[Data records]
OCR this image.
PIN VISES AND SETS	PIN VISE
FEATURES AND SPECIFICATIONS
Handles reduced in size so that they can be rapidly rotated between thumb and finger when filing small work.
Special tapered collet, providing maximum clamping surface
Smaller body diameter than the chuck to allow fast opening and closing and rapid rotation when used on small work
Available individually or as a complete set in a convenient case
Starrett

▸ **Required work**
Repeat the listing in full, keeping every line exactly as it is.

▸ **Task response**
OCR this image.
PIN VISES AND SETS	PIN VISE
FEATURES AND SPECIFICATIONS
Handles reduced in size so that they can be rapidly rotated between thumb and finger when filing small work.
Special tapered collet, providing maximum clamping surface
Smaller body diameter than the chuck to allow fast opening and closing and rapid rotation when used on small work
Available individually or as a complete set in a convenient case
Starrett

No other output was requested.